Do this: Locate all lines in the data below that hold "mieszkańca" and show them.

Raw records:
+ + + + + + +

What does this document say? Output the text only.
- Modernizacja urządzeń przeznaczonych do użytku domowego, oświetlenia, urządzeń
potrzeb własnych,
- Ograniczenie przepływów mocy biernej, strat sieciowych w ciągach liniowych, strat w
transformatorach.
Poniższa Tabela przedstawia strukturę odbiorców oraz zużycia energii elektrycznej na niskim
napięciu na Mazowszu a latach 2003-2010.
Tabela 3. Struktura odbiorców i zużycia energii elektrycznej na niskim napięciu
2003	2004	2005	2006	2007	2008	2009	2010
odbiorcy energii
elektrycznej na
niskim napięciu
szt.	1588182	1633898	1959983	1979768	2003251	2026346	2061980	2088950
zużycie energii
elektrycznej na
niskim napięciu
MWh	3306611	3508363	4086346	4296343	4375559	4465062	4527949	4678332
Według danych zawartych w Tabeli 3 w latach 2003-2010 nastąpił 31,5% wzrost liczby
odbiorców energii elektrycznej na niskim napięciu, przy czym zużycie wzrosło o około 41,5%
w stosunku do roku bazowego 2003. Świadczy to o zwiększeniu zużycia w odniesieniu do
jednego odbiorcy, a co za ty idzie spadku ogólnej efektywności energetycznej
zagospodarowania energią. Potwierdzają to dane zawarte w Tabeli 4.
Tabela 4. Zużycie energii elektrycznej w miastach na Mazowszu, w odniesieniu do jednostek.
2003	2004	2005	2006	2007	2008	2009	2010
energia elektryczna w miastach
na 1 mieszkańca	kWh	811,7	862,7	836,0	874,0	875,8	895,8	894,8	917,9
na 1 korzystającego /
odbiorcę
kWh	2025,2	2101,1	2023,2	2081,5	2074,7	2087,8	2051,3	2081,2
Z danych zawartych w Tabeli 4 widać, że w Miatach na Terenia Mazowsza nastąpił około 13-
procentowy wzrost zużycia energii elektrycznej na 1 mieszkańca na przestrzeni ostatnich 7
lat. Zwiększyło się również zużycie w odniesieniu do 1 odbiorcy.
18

+ + + + + + +

Solution to the exercise:
na 1 mieszkańca	kWh	811,7	862,7	836,0	874,0	875,8	895,8	894,8	917,9
procentowy wzrost zużycia energii elektrycznej na 1 mieszkańca na przestrzeni ostatnich 7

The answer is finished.